# [WHAT THIS TASK INVOLVES]
Return every line of the items below that contains the string "subtitle".

# [RECORDS TO PROCESS]
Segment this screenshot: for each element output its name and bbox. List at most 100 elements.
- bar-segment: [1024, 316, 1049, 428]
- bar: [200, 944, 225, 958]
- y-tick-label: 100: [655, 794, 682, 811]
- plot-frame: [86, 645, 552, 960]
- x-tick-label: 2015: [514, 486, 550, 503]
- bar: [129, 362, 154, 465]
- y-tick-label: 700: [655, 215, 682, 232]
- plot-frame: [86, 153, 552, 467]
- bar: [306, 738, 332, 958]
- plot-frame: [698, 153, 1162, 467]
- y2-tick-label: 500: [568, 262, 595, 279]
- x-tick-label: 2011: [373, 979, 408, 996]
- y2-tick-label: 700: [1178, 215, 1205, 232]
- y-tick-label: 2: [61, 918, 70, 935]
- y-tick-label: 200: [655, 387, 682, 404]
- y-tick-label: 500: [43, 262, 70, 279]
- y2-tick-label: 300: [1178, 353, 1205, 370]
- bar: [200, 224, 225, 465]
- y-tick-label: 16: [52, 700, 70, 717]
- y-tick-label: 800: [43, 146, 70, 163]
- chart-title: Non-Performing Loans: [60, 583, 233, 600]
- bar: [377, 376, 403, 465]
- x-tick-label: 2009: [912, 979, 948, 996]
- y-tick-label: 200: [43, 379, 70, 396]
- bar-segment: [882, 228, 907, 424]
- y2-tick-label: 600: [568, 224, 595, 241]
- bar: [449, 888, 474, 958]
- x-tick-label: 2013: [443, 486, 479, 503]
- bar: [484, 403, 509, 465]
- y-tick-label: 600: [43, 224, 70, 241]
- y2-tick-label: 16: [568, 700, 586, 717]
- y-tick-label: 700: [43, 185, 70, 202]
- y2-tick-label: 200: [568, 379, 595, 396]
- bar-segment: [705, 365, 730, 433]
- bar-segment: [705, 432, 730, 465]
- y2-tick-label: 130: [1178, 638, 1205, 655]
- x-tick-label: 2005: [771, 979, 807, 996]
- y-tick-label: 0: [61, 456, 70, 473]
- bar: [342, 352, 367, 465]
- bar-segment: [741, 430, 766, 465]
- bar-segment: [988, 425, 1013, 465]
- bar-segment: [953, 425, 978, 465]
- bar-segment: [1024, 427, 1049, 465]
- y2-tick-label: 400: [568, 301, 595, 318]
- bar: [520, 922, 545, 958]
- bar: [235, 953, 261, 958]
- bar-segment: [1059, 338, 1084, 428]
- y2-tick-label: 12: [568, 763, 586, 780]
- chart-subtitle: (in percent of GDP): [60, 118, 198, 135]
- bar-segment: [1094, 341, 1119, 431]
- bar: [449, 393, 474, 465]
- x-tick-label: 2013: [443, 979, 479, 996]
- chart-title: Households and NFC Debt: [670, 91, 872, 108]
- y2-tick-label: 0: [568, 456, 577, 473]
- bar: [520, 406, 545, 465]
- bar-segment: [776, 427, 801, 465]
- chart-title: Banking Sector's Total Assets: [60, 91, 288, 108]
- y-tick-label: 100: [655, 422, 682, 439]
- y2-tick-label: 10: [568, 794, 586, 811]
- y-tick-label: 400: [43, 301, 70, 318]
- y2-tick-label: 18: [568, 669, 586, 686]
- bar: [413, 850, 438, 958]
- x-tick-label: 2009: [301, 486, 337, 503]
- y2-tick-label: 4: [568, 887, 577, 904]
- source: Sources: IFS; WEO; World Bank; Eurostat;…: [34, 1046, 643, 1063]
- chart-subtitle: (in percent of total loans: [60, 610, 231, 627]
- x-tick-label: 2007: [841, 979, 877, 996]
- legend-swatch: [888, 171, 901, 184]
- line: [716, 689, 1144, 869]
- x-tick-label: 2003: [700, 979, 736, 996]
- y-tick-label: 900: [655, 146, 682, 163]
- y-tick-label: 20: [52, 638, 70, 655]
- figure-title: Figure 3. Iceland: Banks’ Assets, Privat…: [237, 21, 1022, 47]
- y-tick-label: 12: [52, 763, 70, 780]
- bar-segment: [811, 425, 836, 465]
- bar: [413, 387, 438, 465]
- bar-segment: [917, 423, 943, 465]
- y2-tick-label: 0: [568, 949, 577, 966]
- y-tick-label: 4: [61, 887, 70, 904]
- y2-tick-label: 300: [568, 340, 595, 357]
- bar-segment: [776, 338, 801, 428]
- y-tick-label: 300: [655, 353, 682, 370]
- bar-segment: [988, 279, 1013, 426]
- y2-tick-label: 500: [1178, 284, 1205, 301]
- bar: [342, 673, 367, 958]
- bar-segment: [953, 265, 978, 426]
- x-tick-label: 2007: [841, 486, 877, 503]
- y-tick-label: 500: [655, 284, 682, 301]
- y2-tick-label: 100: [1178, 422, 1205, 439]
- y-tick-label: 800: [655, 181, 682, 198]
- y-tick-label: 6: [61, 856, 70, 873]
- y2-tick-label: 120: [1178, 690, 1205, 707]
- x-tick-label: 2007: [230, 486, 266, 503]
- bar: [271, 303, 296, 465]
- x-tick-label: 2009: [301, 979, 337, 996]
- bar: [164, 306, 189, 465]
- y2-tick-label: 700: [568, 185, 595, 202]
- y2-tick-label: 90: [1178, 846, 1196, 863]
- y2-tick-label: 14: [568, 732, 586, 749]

# [RESULT]
- chart-subtitle: (in percent of GDP): [60, 118, 198, 135]
- chart-subtitle: (in percent of total loans: [60, 610, 231, 627]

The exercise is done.